■ **WHAT TO DO**: Quote all lines below exactly. Images stay out.

■ **INFORMATION SHOWN**:
--------------------

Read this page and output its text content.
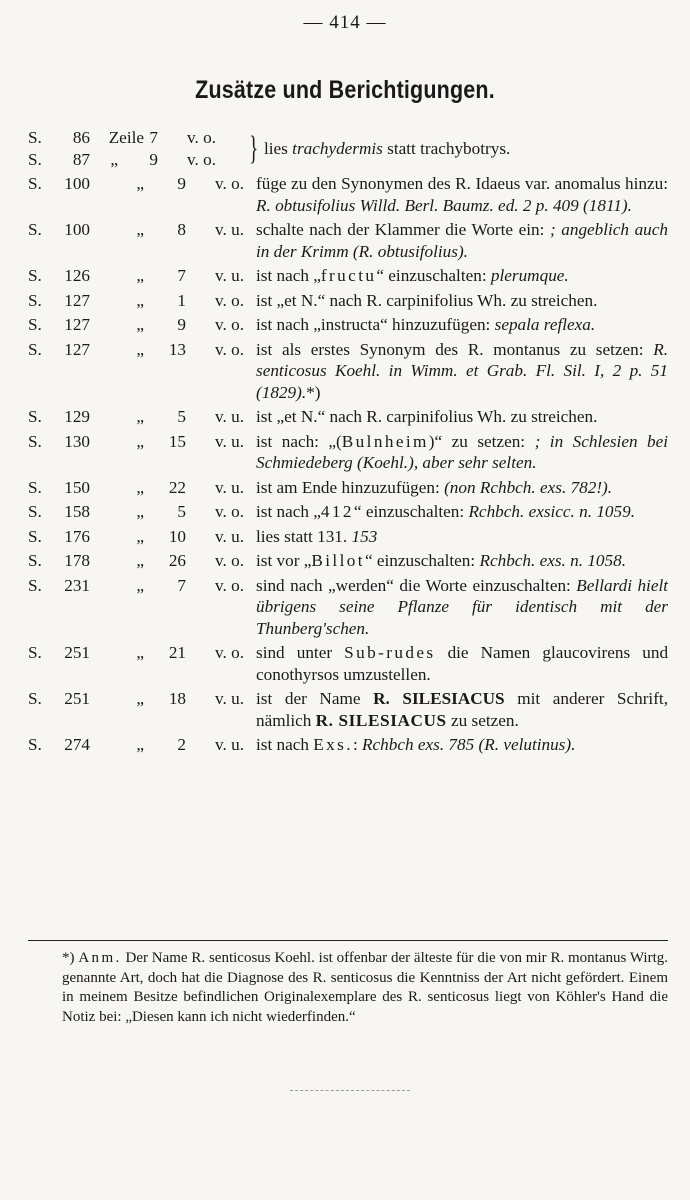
— 414 —
Zusätze und Berichtigungen.
S. 86 Zeile 7 v. o.
S. 87 „ 9 v. o. } lies trachydermis statt trachybotrys.
S. 100	„ 9 v. o. füge zu den Synonymen des R. Idaeus var. anomalus hinzu: R. obtusifolius Willd. Berl. Baumz. ed. 2 p. 409 (1811).
S. 100	„ 8 v. u. schalte nach der Klammer die Worte ein: ; angeblich auch in der Krimm (R. obtusifolius).
S. 126	„ 7 v. u. ist nach „fructu“ einzuschalten: plerumque.
S. 127	„ 1 v. o. ist „et N.“ nach R. carpinifolius Wh. zu streichen.
S. 127	„ 9 v. o. ist nach „instructa“ hinzuzufügen: sepala reflexa.
S. 127	„ 13 v. o. ist als erstes Synonym des R. montanus zu setzen: R. senticosus Koehl. in Wimm. et Grab. Fl. Sil. I, 2 p. 51 (1829).*)
S. 129	„ 5 v. u. ist „et N.“ nach R. carpinifolius Wh. zu streichen.
S. 130	„ 15 v. u. ist nach: „(Bulnheim)“ zu setzen: ; in Schlesien bei Schmiedeberg (Koehl.), aber sehr selten.
S. 150	„ 22 v. u. ist am Ende hinzuzufügen: (non Rchbch. exs. 782!).
S. 158	„ 5 v. o. ist nach „412“ einzuschalten: Rchbch. exsicc. n. 1059.
S. 176	„ 10 v. u. lies statt 131. 153
S. 178	„ 26 v. o. ist vor „Billot“ einzuschalten: Rchbch. exs. n. 1058.
S. 231	„ 7 v. o. sind nach „werden“ die Worte einzuschalten: Bellardi hielt übrigens seine Pflanze für identisch mit der Thunberg'schen.
S. 251	„ 21 v. o. sind unter Sub-rudes die Namen glaucovirens und conothyrsos umzustellen.
S. 251	„ 18 v. u. ist der Name R. SILESIACUS mit anderer Schrift, nämlich R. SILESIACUS zu setzen.
S. 274	„ 2 v. u. ist nach Exs.: Rchbch exs. 785 (R. velutinus).
*) Anm. Der Name R. senticosus Koehl. ist offenbar der älteste für die von mir R. montanus Wirtg. genannte Art, doch hat die Diagnose des R. senticosus die Kenntniss der Art nicht gefördert. Einem in meinem Besitze befindlichen Originalexemplare des R. senticosus liegt von Köhler's Hand die Notiz bei: „Diesen kann ich nicht wiederfinden.“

--------------------

■ **REPLY TO THE EXERCISE**:
Read this page and output its text content.
— 414 —
Zusätze und Berichtigungen.
S. 86 Zeile 7 v. o.
S. 87 „ 9 v. o. } lies trachydermis statt trachybotrys.
S. 100	„ 9 v. o. füge zu den Synonymen des R. Idaeus var. anomalus hinzu: R. obtusifolius Willd. Berl. Baumz. ed. 2 p. 409 (1811).
S. 100	„ 8 v. u. schalte nach der Klammer die Worte ein: ; angeblich auch in der Krimm (R. obtusifolius).
S. 126	„ 7 v. u. ist nach „fructu“ einzuschalten: plerumque.
S. 127	„ 1 v. o. ist „et N.“ nach R. carpinifolius Wh. zu streichen.
S. 127	„ 9 v. o. ist nach „instructa“ hinzuzufügen: sepala reflexa.
S. 127	„ 13 v. o. ist als erstes Synonym des R. montanus zu setzen: R. senticosus Koehl. in Wimm. et Grab. Fl. Sil. I, 2 p. 51 (1829).*)
S. 129	„ 5 v. u. ist „et N.“ nach R. carpinifolius Wh. zu streichen.
S. 130	„ 15 v. u. ist nach: „(Bulnheim)“ zu setzen: ; in Schlesien bei Schmiedeberg (Koehl.), aber sehr selten.
S. 150	„ 22 v. u. ist am Ende hinzuzufügen: (non Rchbch. exs. 782!).
S. 158	„ 5 v. o. ist nach „412“ einzuschalten: Rchbch. exsicc. n. 1059.
S. 176	„ 10 v. u. lies statt 131. 153
S. 178	„ 26 v. o. ist vor „Billot“ einzuschalten: Rchbch. exs. n. 1058.
S. 231	„ 7 v. o. sind nach „werden“ die Worte einzuschalten: Bellardi hielt übrigens seine Pflanze für identisch mit der Thunberg'schen.
S. 251	„ 21 v. o. sind unter Sub-rudes die Namen glaucovirens und conothyrsos umzustellen.
S. 251	„ 18 v. u. ist der Name R. SILESIACUS mit anderer Schrift, nämlich R. SILESIACUS zu setzen.
S. 274	„ 2 v. u. ist nach Exs.: Rchbch exs. 785 (R. velutinus).
*) Anm. Der Name R. senticosus Koehl. ist offenbar der älteste für die von mir R. montanus Wirtg. genannte Art, doch hat die Diagnose des R. senticosus die Kenntniss der Art nicht gefördert. Einem in meinem Besitze befindlichen Originalexemplare des R. senticosus liegt von Köhler's Hand die Notiz bei: „Diesen kann ich nicht wiederfinden.“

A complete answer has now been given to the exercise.